### Task to carry out
Print all of the lines exactly. Any picture among them stays out.

### Records for the exercise
** START **
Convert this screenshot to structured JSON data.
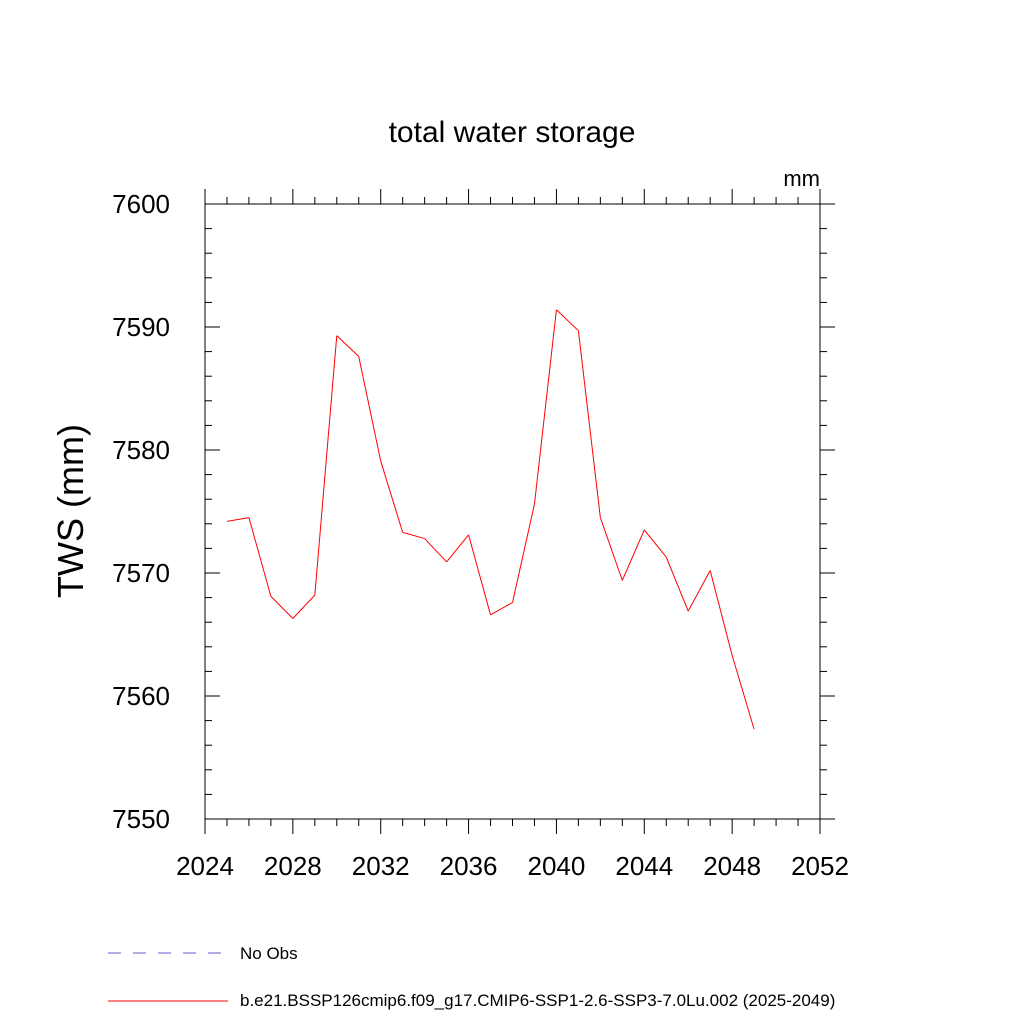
{
  "chart_data": {
    "type": "line",
    "title": "total water storage",
    "units": "mm",
    "ylabel": "TWS  (mm)",
    "xlabel": "",
    "xlim": [
      2024,
      2052
    ],
    "ylim": [
      7550,
      7600
    ],
    "x_ticks": [
      2024,
      2028,
      2032,
      2036,
      2040,
      2044,
      2048,
      2052
    ],
    "y_ticks": [
      7550,
      7560,
      7570,
      7580,
      7590,
      7600
    ],
    "grid": false,
    "legend_position": "bottom",
    "series": [
      {
        "name": "No Obs",
        "style": "dashed",
        "color": "#6a5acd",
        "x": [],
        "values": []
      },
      {
        "name": "b.e21.BSSP126cmip6.f09_g17.CMIP6-SSP1-2.6-SSP3-7.0Lu.002 (2025-2049)",
        "style": "solid",
        "color": "#ff0000",
        "x": [
          2025,
          2026,
          2027,
          2028,
          2029,
          2030,
          2031,
          2032,
          2033,
          2034,
          2035,
          2036,
          2037,
          2038,
          2039,
          2040,
          2041,
          2042,
          2043,
          2044,
          2045,
          2046,
          2047,
          2048,
          2049
        ],
        "values": [
          7574.2,
          7574.5,
          7568.1,
          7566.3,
          7568.2,
          7589.3,
          7587.6,
          7579.1,
          7573.3,
          7572.8,
          7570.9,
          7573.1,
          7566.6,
          7567.6,
          7575.6,
          7591.4,
          7589.7,
          7574.5,
          7569.4,
          7573.5,
          7571.3,
          7566.9,
          7570.2,
          7563.3,
          7557.3
        ]
      }
    ]
  }
}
** END **
### Task output
Convert this screenshot to structured JSON data.
{
  "chart_data": {
    "type": "line",
    "title": "total water storage",
    "units": "mm",
    "ylabel": "TWS  (mm)",
    "xlabel": "",
    "xlim": [
      2024,
      2052
    ],
    "ylim": [
      7550,
      7600
    ],
    "x_ticks": [
      2024,
      2028,
      2032,
      2036,
      2040,
      2044,
      2048,
      2052
    ],
    "y_ticks": [
      7550,
      7560,
      7570,
      7580,
      7590,
      7600
    ],
    "grid": false,
    "legend_position": "bottom",
    "series": [
      {
        "name": "No Obs",
        "style": "dashed",
        "color": "#6a5acd",
        "x": [],
        "values": []
      },
      {
        "name": "b.e21.BSSP126cmip6.f09_g17.CMIP6-SSP1-2.6-SSP3-7.0Lu.002 (2025-2049)",
        "style": "solid",
        "color": "#ff0000",
        "x": [
          2025,
          2026,
          2027,
          2028,
          2029,
          2030,
          2031,
          2032,
          2033,
          2034,
          2035,
          2036,
          2037,
          2038,
          2039,
          2040,
          2041,
          2042,
          2043,
          2044,
          2045,
          2046,
          2047,
          2048,
          2049
        ],
        "values": [
          7574.2,
          7574.5,
          7568.1,
          7566.3,
          7568.2,
          7589.3,
          7587.6,
          7579.1,
          7573.3,
          7572.8,
          7570.9,
          7573.1,
          7566.6,
          7567.6,
          7575.6,
          7591.4,
          7589.7,
          7574.5,
          7569.4,
          7573.5,
          7571.3,
          7566.9,
          7570.2,
          7563.3,
          7557.3
        ]
      }
    ]
  }
}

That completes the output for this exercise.